──────── Records for this exercise

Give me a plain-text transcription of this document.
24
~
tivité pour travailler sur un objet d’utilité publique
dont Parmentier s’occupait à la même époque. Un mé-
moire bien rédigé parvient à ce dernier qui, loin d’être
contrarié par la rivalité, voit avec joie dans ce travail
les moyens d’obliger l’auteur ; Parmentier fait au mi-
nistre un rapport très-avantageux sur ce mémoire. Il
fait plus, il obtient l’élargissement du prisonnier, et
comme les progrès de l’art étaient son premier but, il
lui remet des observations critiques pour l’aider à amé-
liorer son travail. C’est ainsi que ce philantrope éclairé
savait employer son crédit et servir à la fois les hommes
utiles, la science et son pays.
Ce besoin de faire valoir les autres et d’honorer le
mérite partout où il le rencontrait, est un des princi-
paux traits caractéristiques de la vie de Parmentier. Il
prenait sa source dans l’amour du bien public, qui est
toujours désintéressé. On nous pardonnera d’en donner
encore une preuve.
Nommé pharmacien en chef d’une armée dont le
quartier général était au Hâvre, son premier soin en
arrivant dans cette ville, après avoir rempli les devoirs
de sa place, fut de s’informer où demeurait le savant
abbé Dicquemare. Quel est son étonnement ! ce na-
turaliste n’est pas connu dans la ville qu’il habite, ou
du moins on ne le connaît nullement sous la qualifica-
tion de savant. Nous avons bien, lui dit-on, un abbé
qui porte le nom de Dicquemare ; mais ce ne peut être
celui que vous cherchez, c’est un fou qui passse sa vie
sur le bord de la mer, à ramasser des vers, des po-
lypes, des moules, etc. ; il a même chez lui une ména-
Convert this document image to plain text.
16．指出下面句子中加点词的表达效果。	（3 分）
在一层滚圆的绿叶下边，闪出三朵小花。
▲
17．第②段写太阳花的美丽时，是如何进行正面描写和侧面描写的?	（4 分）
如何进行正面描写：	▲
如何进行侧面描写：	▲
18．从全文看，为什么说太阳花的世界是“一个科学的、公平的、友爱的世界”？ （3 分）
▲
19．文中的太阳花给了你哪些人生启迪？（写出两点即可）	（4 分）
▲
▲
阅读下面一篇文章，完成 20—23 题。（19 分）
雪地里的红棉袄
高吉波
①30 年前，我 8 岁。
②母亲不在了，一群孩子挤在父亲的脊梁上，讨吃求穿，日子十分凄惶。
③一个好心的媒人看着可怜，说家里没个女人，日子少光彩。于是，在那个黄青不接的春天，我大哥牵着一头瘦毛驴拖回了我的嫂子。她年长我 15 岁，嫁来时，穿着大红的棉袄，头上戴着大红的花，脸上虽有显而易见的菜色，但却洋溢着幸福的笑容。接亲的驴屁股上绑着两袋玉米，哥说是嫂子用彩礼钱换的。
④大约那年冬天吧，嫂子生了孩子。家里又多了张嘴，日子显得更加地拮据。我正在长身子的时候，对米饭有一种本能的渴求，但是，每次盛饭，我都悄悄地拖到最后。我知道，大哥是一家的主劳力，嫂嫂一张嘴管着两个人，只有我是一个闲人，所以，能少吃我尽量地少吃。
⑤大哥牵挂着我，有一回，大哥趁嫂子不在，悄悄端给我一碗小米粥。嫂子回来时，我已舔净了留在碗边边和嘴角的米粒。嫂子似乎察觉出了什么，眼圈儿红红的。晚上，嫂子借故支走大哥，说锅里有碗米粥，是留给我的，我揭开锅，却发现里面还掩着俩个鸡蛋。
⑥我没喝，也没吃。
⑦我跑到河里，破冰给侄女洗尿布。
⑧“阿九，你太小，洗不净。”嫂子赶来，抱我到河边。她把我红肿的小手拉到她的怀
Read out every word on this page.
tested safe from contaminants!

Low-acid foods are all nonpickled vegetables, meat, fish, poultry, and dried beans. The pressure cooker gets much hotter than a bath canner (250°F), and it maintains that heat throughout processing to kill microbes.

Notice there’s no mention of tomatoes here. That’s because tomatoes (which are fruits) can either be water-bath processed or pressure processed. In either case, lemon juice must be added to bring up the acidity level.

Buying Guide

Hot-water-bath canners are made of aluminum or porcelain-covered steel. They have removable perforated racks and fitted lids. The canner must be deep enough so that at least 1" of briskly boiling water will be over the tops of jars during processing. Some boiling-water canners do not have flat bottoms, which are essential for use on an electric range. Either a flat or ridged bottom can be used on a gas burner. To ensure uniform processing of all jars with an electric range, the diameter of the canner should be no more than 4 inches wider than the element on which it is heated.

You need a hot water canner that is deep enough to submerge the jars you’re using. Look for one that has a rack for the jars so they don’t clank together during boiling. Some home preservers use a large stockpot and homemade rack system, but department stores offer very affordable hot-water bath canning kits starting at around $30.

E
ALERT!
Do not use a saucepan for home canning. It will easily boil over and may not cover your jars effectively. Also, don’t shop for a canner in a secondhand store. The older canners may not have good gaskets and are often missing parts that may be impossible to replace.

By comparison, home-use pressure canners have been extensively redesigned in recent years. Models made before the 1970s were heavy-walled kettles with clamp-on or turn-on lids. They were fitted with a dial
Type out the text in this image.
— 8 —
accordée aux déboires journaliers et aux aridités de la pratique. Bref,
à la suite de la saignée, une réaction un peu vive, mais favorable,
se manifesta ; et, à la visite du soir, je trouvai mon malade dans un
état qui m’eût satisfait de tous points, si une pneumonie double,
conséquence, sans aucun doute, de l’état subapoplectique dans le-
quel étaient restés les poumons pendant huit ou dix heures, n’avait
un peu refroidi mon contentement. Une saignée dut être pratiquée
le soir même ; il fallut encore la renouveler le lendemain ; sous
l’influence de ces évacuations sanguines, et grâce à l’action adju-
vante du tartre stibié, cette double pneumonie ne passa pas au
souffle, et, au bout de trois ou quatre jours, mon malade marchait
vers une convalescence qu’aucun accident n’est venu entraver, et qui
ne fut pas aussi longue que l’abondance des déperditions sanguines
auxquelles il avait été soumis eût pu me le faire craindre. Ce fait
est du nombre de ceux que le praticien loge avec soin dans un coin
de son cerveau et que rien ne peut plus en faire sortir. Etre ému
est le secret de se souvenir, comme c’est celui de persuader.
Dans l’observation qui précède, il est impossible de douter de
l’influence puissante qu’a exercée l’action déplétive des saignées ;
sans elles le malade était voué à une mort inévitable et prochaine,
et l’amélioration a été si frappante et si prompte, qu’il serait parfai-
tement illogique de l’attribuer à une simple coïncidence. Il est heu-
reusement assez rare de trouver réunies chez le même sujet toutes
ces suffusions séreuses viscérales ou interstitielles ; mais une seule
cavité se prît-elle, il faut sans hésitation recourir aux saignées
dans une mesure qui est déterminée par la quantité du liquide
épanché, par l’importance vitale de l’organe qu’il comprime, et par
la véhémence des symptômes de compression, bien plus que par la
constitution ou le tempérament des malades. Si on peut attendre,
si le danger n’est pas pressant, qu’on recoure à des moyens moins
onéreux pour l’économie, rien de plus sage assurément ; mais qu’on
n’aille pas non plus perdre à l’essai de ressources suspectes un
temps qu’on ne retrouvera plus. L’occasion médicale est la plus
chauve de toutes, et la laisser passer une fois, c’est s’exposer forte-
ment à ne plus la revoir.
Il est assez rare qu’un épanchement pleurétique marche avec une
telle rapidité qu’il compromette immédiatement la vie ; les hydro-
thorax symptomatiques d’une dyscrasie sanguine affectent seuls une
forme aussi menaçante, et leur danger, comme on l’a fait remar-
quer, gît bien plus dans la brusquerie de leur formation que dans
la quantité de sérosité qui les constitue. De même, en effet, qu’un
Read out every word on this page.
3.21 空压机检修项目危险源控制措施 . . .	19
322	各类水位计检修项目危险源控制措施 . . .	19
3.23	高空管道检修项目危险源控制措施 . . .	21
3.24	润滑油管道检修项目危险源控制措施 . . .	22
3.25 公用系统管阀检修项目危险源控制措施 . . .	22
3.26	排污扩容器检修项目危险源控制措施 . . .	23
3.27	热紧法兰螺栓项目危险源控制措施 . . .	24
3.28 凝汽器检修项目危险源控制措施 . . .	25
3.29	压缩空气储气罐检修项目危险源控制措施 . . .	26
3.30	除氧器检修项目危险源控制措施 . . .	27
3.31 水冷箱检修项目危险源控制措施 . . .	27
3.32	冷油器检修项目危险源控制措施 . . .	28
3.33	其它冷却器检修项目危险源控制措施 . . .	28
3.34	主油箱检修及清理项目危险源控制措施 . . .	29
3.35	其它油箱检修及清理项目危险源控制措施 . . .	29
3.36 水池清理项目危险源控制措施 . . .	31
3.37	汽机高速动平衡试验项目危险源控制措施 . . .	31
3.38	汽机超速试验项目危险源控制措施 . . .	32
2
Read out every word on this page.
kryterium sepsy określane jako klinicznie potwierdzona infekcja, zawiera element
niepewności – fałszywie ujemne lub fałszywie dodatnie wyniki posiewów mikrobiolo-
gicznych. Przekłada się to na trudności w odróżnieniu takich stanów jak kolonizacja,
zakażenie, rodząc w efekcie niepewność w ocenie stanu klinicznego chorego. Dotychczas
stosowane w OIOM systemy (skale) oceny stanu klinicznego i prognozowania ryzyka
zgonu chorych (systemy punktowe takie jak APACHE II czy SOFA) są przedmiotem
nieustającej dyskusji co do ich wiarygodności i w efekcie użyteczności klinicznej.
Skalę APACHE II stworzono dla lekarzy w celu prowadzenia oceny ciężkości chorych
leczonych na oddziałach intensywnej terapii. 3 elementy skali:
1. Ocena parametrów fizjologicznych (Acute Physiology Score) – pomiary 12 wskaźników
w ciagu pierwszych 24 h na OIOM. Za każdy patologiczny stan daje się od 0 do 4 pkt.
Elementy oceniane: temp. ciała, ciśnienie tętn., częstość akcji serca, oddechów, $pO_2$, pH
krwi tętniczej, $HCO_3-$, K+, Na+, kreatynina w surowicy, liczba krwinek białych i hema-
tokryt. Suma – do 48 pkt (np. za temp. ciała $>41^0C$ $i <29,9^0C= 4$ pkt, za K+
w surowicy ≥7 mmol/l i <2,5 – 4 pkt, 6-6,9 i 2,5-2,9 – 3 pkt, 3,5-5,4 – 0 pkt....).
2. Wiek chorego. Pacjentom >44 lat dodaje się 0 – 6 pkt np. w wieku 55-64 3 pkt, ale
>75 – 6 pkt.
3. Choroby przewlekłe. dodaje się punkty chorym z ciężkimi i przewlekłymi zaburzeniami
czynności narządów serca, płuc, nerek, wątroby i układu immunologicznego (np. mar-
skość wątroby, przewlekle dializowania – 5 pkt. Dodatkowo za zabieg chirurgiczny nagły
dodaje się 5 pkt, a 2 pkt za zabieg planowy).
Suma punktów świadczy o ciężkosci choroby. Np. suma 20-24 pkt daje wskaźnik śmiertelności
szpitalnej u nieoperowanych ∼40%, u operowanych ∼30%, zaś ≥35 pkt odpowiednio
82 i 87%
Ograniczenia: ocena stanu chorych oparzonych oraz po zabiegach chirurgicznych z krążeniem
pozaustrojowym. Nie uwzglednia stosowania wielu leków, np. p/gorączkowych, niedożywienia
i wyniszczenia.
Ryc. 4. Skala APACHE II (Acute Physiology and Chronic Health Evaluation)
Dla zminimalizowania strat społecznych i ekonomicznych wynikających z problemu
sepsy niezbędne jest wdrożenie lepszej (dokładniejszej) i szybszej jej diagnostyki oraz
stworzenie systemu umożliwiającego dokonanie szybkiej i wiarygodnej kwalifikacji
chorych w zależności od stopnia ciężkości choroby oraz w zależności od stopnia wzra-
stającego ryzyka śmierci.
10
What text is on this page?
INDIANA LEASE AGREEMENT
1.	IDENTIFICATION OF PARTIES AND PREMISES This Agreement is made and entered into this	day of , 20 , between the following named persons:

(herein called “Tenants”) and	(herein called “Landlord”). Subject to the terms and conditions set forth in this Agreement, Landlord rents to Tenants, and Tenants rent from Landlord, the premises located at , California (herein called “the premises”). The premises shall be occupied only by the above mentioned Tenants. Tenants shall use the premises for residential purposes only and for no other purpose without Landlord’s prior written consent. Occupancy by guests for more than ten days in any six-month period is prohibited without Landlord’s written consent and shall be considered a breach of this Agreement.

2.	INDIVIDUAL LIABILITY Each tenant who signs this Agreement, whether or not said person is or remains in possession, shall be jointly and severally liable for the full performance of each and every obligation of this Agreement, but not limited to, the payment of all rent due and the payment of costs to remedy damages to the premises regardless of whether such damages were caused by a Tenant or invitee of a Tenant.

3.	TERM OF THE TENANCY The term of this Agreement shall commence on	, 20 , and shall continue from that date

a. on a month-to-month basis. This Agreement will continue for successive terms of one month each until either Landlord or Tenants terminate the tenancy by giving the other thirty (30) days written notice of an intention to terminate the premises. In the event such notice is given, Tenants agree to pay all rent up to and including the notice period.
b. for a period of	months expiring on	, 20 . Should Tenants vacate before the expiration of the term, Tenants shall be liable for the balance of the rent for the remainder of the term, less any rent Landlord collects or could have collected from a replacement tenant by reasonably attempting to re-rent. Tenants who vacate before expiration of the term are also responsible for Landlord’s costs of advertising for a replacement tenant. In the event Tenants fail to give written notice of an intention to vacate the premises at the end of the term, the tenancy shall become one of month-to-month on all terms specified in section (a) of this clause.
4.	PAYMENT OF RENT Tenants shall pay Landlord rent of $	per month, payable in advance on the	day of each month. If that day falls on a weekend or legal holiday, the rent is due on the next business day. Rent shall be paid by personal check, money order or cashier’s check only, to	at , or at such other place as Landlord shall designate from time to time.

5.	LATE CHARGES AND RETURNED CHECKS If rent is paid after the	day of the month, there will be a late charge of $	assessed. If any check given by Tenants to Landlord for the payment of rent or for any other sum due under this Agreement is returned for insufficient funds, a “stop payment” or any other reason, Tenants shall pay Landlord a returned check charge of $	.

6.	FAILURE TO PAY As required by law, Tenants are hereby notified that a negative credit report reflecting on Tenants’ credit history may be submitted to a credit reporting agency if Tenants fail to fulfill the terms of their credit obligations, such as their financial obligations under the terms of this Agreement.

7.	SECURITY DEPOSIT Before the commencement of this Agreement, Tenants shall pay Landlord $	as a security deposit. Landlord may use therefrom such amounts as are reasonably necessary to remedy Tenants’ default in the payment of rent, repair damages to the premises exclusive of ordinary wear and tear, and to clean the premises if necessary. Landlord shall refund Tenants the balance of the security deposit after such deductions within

────────────────

**Your task**
Copy out every line from the records that has the word "ville".

**Correct output**
arrivant dans cette ville, après avoir rempli les devoirs
turaliste n’est pas connu dans la ville qu’il habite, ou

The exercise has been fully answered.